*Information supplied*
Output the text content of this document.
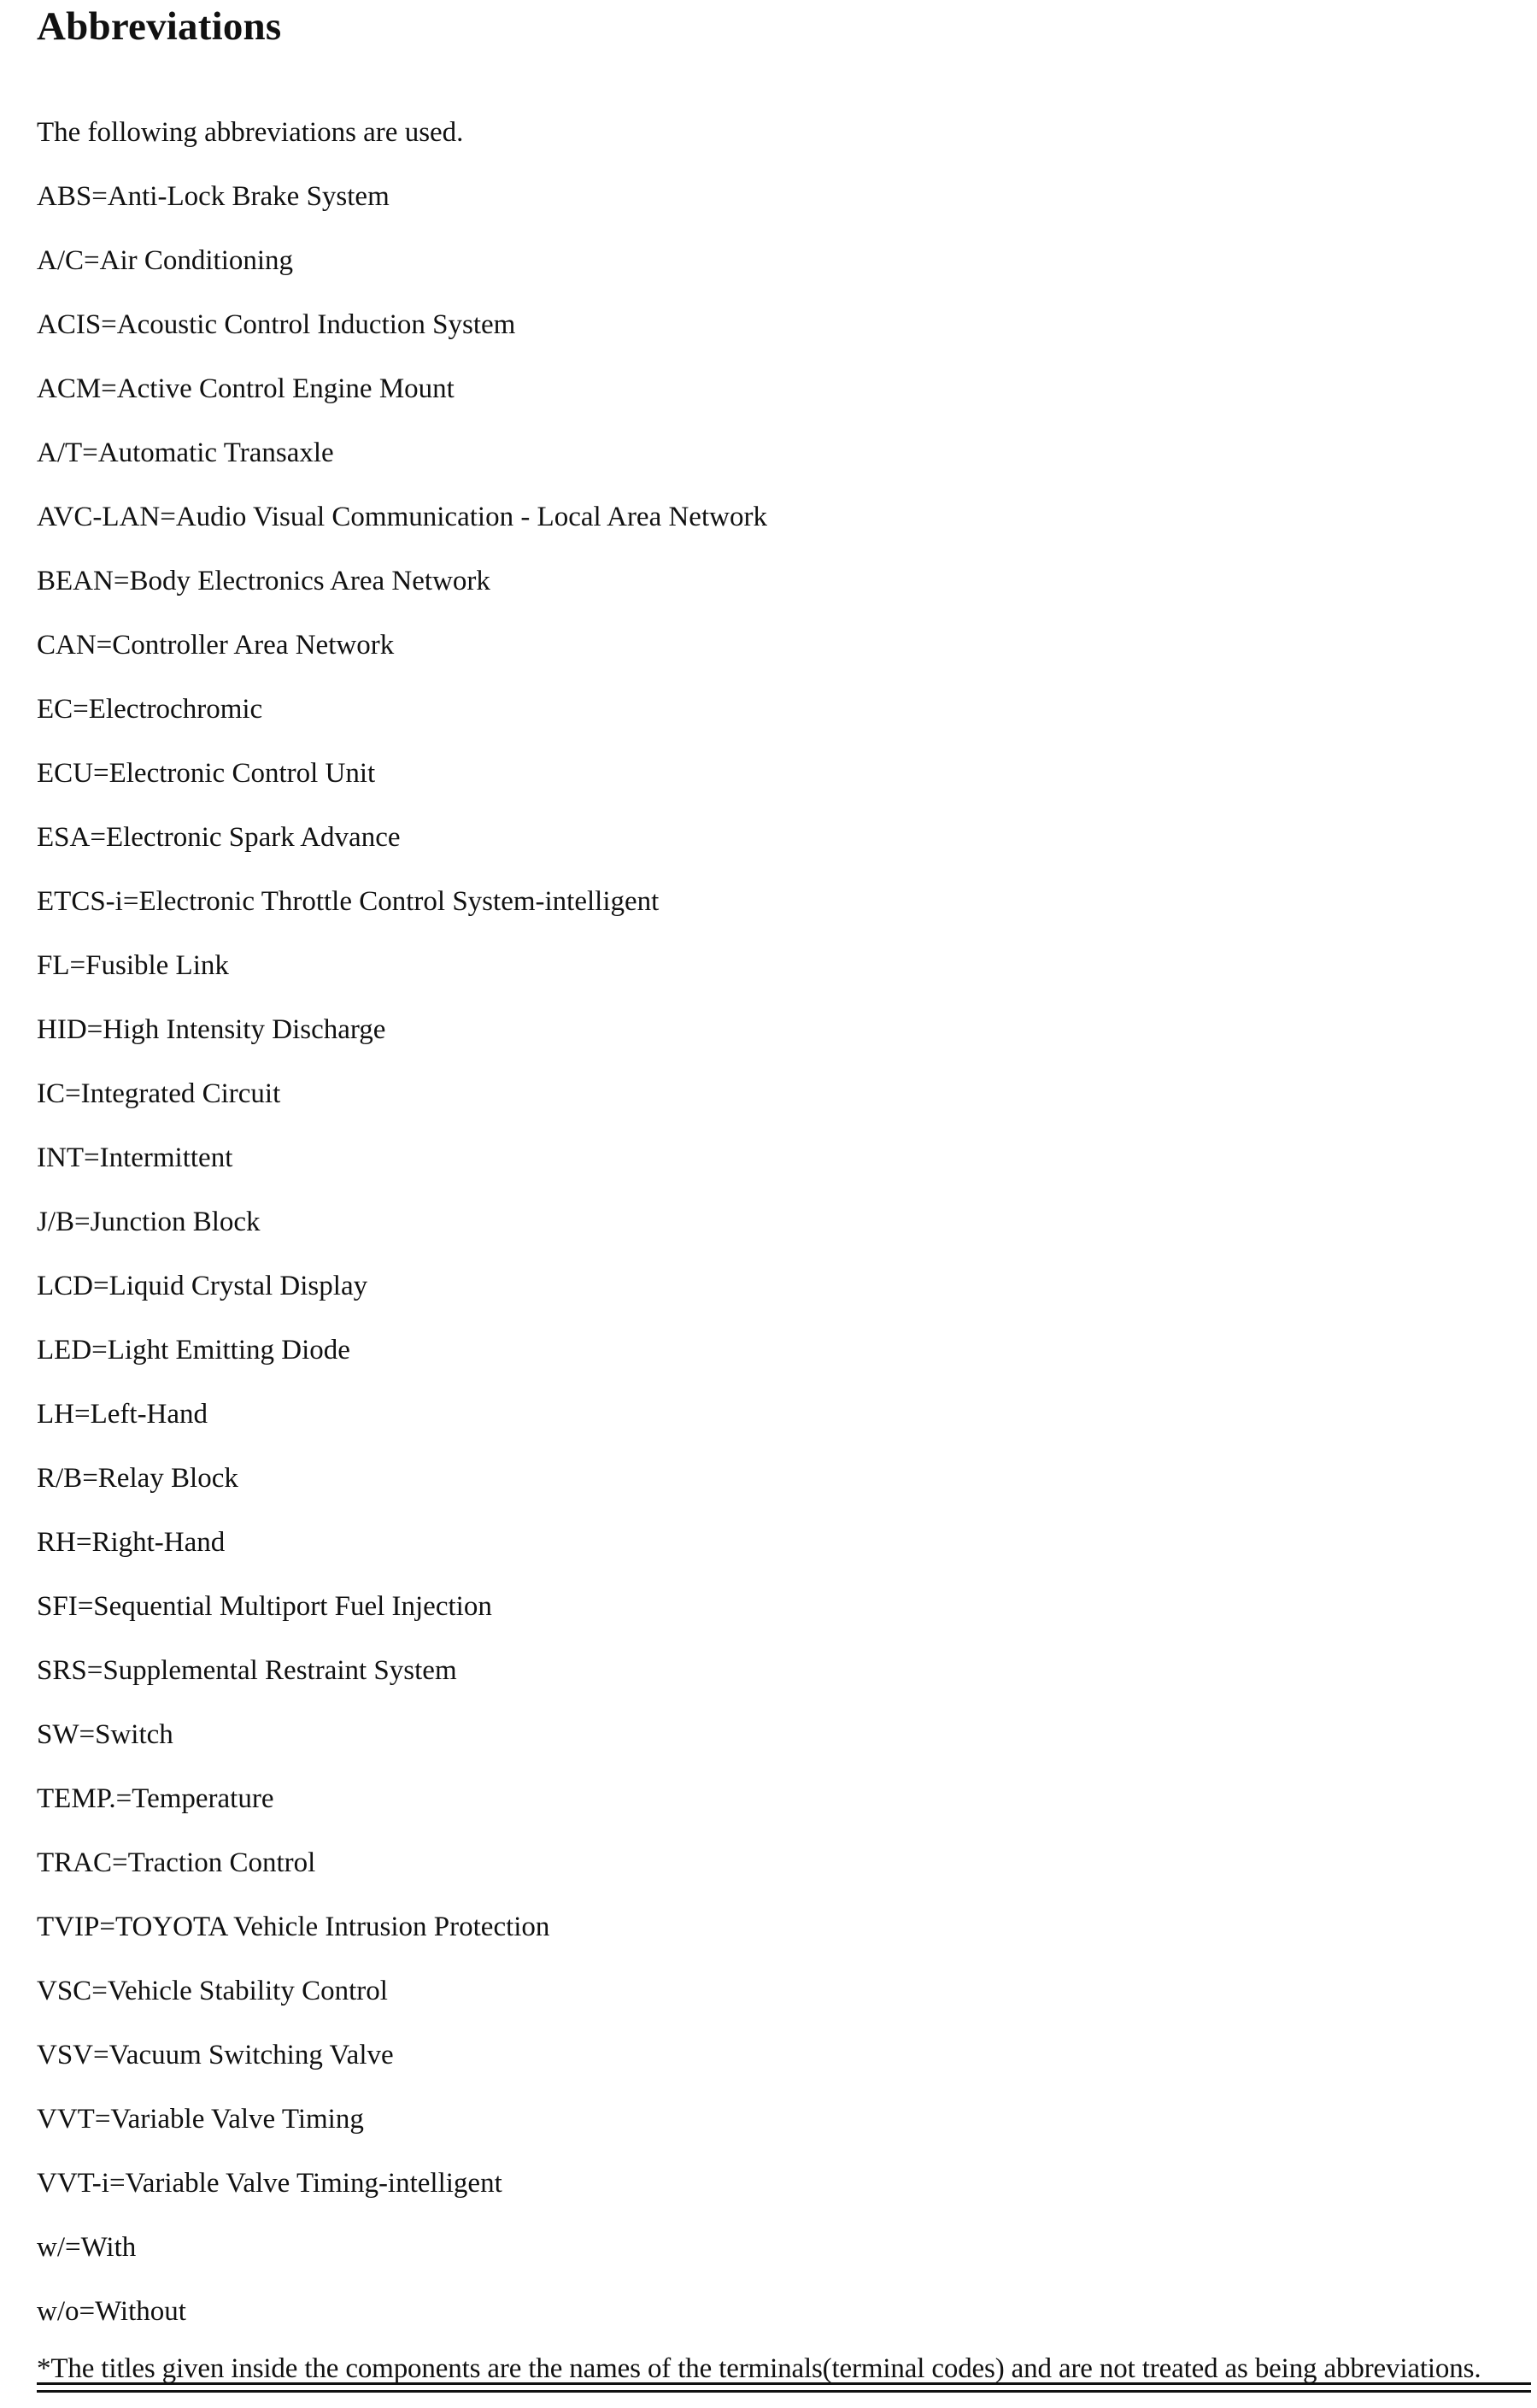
Abbreviations

The following abbreviations are used.

ABS=Anti-Lock Brake System
A/C=Air Conditioning
ACIS=Acoustic Control Induction System
ACM=Active Control Engine Mount
A/T=Automatic Transaxle
AVC-LAN=Audio Visual Communication - Local Area Network
BEAN=Body Electronics Area Network
CAN=Controller Area Network
EC=Electrochromic
ECU=Electronic Control Unit
ESA=Electronic Spark Advance
ETCS-i=Electronic Throttle Control System-intelligent
FL=Fusible Link
HID=High Intensity Discharge
IC=Integrated Circuit
INT=Intermittent
J/B=Junction Block
LCD=Liquid Crystal Display
LED=Light Emitting Diode
LH=Left-Hand
R/B=Relay Block
RH=Right-Hand
SFI=Sequential Multiport Fuel Injection
SRS=Supplemental Restraint System
SW=Switch
TEMP.=Temperature
TRAC=Traction Control
TVIP=TOYOTA Vehicle Intrusion Protection
VSC=Vehicle Stability Control
VSV=Vacuum Switching Valve
VVT=Variable Valve Timing
VVT-i=Variable Valve Timing-intelligent
w/=With
w/o=Without

*The titles given inside the components are the names of the terminals(terminal codes) and are not treated as being abbreviations.
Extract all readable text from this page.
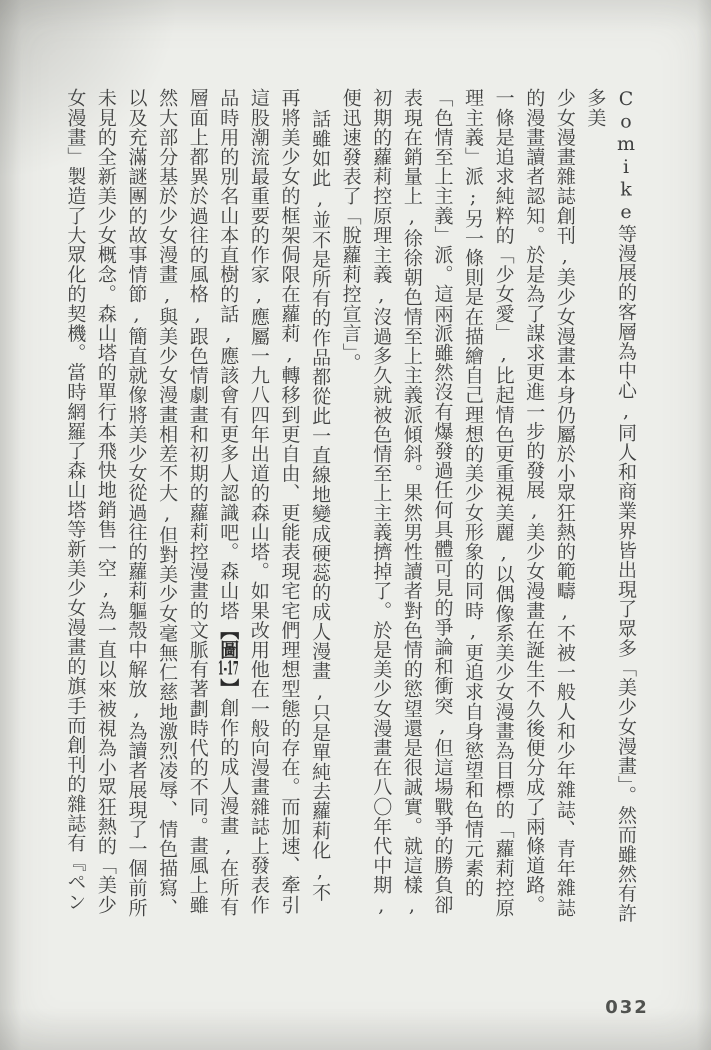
Comike等漫展的客層為中心,同人和商業界皆出現了眾多「美少女漫畫」。然而雖然有許多美
少女漫畫雜誌創刊,美少女漫畫本身仍屬於小眾狂熱的範疇,不被一般人和少年雜誌、青年雜誌
的漫畫讀者認知。於是為了謀求更進一步的發展,美少女漫畫在誕生不久後便分成了兩條道路。
一條是追求純粹的「少女愛」,比起情色更重視美麗,以偶像系美少女漫畫為目標的「蘿莉控原
理主義」派;另一條則是在描繪自己理想的美少女形象的同時,更追求自身慾望和色情元素的
「色情至上主義」派。這兩派雖然沒有爆發過任何具體可見的爭論和衝突,但這場戰爭的勝負卻
表現在銷量上,徐徐朝色情至上主義派傾斜。果然男性讀者對色情的慾望還是很誠實。就這樣,
初期的蘿莉控原理主義,沒過多久就被色情至上主義擠掉了。於是美少女漫畫在八〇年代中期,
便迅速發表了「脫蘿莉控宣言」。
話雖如此,並不是所有的作品都從此一直線地變成硬蕊的成人漫畫,只是單純去蘿莉化,不
再將美少女的框架侷限在蘿莉,轉移到更自由、更能表現宅宅們理想型態的存在。而加速、牽引
這股潮流最重要的作家,應屬一九八四年出道的森山塔。如果改用他在一般向漫畫雜誌上發表作
品時用的別名山本直樹的話,應該會有更多人認識吧。森山塔【圖1-17】創作的成人漫畫,在所有
層面上都異於過往的風格,跟色情劇畫和初期的蘿莉控漫畫的文脈有著劃時代的不同。畫風上雖
然大部分基於少女漫畫,與美少女漫畫相差不大,但對美少女毫無仁慈地激烈凌辱、情色描寫、
以及充滿謎團的故事情節,簡直就像將美少女從過往的蘿莉軀殼中解放,為讀者展現了一個前所
未見的全新美少女概念。森山塔的單行本飛快地銷售一空,為一直以來被視為小眾狂熱的「美少
女漫畫」製造了大眾化的契機。當時網羅了森山塔等新美少女漫畫的旗手而創刊的雜誌有『ペン
032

*Task prompt*
Go through the entries and return each line where the word "System" appears.

*The response*
ABS=Anti-Lock Brake System
ACIS=Acoustic Control Induction System
ETCS-i=Electronic Throttle Control System-intelligent
SRS=Supplemental Restraint System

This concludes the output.